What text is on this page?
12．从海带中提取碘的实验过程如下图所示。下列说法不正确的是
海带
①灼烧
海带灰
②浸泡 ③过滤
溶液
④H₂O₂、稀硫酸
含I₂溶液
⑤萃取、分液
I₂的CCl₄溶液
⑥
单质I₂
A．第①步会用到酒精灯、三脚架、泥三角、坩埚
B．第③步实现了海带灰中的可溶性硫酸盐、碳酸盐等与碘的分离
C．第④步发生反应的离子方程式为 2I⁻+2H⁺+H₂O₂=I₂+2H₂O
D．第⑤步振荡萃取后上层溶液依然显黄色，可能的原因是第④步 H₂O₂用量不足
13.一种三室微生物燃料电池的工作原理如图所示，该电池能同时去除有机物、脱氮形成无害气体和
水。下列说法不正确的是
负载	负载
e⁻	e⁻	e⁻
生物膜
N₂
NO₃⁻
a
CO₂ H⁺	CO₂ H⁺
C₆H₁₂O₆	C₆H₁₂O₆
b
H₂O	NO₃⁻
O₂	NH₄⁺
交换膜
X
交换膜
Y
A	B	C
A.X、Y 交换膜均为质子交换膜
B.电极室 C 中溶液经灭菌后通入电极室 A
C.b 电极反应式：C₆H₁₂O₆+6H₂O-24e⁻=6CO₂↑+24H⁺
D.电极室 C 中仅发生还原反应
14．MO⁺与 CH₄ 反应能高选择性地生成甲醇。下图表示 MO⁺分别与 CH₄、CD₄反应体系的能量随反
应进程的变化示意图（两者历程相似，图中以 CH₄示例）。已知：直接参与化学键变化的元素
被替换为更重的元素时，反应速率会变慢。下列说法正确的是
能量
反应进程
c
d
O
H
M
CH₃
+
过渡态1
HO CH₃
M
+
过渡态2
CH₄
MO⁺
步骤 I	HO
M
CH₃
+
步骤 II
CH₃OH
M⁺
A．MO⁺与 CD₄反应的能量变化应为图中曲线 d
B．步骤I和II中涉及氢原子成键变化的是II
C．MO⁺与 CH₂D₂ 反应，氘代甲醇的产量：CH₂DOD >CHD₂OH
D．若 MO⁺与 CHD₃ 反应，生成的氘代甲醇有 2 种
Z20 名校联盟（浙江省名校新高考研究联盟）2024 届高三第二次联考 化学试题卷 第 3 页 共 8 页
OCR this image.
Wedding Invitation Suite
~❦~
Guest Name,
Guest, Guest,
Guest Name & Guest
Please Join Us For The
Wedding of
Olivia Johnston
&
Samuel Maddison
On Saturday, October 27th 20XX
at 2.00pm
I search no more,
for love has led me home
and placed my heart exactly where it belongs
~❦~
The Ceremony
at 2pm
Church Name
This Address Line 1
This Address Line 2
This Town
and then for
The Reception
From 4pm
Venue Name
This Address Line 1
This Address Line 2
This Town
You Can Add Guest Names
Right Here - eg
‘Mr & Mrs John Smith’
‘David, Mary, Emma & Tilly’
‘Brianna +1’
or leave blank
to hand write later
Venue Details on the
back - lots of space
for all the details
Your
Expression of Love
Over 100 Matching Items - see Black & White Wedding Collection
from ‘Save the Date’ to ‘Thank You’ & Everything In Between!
---+---
Required work >> In the entries above, identify every line with the string "下列说法不正确的是".

Completed task >>
12．从海带中提取碘的实验过程如下图所示。下列说法不正确的是
水。下列说法不正确的是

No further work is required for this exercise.